### Your task
Render the lines of the material, from its first line through the line that holds "subheading [210, 470, 750, 498]", inclusive, as a JSON list of strings with one string per line and blank lines omitted.

____ Dataset

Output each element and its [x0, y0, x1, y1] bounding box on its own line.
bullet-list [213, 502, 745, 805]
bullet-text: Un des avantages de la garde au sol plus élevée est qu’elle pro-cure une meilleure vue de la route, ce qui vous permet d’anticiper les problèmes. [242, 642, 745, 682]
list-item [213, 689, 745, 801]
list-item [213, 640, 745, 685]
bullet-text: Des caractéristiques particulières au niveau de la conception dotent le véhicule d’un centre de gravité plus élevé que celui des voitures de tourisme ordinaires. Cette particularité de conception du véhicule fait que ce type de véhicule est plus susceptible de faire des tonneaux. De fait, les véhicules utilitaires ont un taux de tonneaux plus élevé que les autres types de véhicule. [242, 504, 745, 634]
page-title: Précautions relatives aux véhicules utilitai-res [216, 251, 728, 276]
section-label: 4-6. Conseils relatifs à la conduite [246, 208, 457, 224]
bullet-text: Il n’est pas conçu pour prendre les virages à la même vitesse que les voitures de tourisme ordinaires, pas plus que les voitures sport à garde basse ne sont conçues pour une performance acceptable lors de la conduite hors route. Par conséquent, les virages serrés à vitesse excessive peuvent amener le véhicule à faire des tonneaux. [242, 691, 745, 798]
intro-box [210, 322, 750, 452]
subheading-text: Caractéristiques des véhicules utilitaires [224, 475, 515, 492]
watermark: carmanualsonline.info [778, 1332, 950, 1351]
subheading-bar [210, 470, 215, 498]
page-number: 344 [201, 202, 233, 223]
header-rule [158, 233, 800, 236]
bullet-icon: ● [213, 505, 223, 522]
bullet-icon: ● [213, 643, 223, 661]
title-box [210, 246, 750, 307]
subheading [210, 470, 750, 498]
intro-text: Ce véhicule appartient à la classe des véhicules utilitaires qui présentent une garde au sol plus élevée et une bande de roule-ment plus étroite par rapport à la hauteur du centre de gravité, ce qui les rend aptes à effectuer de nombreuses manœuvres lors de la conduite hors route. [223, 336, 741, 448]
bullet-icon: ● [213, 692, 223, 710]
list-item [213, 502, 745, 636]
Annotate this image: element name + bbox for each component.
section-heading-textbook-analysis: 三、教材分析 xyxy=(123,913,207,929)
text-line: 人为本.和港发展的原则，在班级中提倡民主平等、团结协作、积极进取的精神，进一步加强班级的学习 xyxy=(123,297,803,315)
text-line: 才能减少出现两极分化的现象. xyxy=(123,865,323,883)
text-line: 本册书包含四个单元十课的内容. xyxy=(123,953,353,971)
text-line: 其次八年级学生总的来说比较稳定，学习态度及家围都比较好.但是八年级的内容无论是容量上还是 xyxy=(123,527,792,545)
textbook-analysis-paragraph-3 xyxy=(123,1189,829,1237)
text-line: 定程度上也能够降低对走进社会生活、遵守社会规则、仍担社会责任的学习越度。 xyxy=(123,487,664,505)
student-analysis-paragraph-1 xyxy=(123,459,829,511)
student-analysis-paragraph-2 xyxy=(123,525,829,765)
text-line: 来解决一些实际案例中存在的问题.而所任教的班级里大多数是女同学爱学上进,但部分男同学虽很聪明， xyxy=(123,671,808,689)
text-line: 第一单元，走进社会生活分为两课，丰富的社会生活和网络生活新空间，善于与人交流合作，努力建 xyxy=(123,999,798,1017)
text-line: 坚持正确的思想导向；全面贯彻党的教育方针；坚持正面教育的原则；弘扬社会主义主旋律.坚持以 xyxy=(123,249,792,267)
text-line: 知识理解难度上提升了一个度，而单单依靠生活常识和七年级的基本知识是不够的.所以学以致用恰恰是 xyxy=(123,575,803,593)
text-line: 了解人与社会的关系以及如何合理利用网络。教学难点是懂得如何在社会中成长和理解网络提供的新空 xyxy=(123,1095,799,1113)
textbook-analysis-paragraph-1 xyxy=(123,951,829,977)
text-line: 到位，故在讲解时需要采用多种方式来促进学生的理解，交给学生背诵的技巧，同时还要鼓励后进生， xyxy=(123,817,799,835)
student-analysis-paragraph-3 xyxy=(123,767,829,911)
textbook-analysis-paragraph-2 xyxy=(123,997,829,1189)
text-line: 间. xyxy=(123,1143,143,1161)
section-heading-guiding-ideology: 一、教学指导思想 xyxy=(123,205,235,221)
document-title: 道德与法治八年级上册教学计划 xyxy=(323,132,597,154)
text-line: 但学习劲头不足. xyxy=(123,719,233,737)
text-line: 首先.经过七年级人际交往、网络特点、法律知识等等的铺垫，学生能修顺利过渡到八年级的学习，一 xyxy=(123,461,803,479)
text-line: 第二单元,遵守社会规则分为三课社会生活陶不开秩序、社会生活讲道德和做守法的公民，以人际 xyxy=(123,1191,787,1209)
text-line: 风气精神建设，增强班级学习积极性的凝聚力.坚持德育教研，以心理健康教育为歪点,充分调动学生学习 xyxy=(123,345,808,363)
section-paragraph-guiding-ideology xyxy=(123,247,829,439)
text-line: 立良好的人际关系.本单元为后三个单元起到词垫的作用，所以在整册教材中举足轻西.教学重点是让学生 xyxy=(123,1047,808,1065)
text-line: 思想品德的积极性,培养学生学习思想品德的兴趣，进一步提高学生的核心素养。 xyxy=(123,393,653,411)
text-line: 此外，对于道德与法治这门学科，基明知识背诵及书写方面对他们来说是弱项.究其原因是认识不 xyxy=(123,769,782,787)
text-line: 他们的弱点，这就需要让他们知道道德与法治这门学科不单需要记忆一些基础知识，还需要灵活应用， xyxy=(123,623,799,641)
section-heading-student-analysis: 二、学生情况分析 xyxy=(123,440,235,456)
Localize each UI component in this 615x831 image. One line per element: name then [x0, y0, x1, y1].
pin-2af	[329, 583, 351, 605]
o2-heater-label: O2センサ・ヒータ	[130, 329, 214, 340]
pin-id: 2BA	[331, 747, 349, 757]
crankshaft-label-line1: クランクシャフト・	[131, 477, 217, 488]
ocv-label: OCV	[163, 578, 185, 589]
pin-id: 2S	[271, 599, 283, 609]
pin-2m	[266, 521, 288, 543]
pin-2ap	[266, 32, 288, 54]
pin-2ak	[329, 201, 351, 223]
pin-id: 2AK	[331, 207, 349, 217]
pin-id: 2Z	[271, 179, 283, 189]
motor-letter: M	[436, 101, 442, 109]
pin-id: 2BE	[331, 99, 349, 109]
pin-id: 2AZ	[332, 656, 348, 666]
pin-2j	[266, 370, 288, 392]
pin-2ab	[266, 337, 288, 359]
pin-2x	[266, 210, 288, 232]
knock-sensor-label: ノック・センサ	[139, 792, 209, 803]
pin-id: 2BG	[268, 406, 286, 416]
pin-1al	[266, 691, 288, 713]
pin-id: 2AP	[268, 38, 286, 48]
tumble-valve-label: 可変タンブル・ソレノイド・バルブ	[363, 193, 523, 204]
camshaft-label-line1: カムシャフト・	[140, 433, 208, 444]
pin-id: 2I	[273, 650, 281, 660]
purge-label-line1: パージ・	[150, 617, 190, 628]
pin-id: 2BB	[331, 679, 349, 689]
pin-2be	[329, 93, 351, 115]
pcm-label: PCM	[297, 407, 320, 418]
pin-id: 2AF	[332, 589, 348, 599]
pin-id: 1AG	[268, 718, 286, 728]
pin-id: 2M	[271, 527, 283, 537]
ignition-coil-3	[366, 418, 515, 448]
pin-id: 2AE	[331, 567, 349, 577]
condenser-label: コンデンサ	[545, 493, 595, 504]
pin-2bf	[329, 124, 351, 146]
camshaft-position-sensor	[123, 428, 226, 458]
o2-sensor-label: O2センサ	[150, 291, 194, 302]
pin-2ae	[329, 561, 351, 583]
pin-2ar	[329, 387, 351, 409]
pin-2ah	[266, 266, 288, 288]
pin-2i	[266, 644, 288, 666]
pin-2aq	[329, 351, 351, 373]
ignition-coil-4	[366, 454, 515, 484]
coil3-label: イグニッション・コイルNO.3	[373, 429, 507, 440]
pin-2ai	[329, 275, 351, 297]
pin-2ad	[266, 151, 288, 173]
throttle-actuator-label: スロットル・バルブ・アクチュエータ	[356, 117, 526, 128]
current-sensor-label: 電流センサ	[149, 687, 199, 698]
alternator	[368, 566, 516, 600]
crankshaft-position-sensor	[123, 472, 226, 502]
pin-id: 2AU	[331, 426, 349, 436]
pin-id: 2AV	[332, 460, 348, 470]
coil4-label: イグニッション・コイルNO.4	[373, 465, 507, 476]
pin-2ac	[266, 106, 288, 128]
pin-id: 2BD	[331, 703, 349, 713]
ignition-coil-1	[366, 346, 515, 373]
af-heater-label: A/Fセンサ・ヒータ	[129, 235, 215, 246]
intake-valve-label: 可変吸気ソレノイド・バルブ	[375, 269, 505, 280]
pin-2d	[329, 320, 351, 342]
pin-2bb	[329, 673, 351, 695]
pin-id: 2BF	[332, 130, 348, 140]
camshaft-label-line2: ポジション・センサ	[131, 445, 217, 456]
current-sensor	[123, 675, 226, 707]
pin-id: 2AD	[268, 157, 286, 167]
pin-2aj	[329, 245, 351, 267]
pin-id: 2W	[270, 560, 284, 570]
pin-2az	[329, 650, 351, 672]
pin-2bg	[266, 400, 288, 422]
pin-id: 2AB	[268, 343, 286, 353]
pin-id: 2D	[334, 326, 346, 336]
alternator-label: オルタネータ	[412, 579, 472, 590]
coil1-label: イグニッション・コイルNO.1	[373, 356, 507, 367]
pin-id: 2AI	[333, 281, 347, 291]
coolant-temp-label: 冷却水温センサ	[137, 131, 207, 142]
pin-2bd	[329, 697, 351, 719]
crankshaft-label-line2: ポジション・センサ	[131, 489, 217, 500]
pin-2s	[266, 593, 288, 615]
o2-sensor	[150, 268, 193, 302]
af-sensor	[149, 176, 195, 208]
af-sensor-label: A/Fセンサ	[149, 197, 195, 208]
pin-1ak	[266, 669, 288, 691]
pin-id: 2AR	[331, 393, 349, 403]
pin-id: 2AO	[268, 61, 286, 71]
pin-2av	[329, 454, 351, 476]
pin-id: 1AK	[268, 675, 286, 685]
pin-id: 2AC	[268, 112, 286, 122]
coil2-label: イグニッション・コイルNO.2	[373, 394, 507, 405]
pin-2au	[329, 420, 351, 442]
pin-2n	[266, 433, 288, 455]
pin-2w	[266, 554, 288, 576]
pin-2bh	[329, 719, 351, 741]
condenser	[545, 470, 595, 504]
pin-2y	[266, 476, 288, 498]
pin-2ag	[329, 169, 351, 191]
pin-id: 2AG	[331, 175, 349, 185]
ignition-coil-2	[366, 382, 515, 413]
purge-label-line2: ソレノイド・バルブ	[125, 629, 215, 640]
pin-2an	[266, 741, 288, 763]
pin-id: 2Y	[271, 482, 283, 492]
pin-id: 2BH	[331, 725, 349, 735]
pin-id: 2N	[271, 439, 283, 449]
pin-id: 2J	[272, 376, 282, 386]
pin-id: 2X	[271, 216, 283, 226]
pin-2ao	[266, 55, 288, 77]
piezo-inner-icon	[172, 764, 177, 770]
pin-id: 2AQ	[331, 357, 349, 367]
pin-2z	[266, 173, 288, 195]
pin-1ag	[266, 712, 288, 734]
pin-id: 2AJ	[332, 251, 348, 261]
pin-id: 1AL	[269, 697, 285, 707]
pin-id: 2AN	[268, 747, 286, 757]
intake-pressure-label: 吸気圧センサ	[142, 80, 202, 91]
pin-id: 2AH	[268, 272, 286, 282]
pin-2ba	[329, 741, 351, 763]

________

### The solution
[
  "Output each element and its [x0, y0, x1, y1] bounding box on its own line.",
  "bullet-list [213, 502, 745, 805]",
  "bullet-text: Un des avantages de la garde au sol plus élevée est qu’elle pro-cure une meilleure vue de la route, ce qui vous permet d’anticiper les problèmes. [242, 642, 745, 682]",
  "list-item [213, 689, 745, 801]",
  "list-item [213, 640, 745, 685]",
  "bullet-text: Des caractéristiques particulières au niveau de la conception dotent le véhicule d’un centre de gravité plus élevé que celui des voitures de tourisme ordinaires. Cette particularité de conception du véhicule fait que ce type de véhicule est plus susceptible de faire des tonneaux. De fait, les véhicules utilitaires ont un taux de tonneaux plus élevé que les autres types de véhicule. [242, 504, 745, 634]",
  "page-title: Précautions relatives aux véhicules utilitai-res [216, 251, 728, 276]",
  "section-label: 4-6. Conseils relatifs à la conduite [246, 208, 457, 224]",
  "bullet-text: Il n’est pas conçu pour prendre les virages à la même vitesse que les voitures de tourisme ordinaires, pas plus que les voitures sport à garde basse ne sont conçues pour une performance acceptable lors de la conduite hors route. Par conséquent, les virages serrés à vitesse excessive peuvent amener le véhicule à faire des tonneaux. [242, 691, 745, 798]",
  "intro-box [210, 322, 750, 452]",
  "subheading-text: Caractéristiques des véhicules utilitaires [224, 475, 515, 492]",
  "watermark: carmanualsonline.info [778, 1332, 950, 1351]",
  "subheading-bar [210, 470, 215, 498]",
  "page-number: 344 [201, 202, 233, 223]",
  "header-rule [158, 233, 800, 236]",
  "bullet-icon: ● [213, 505, 223, 522]",
  "bullet-icon: ● [213, 643, 223, 661]",
  "title-box [210, 246, 750, 307]",
  "subheading [210, 470, 750, 498]"
]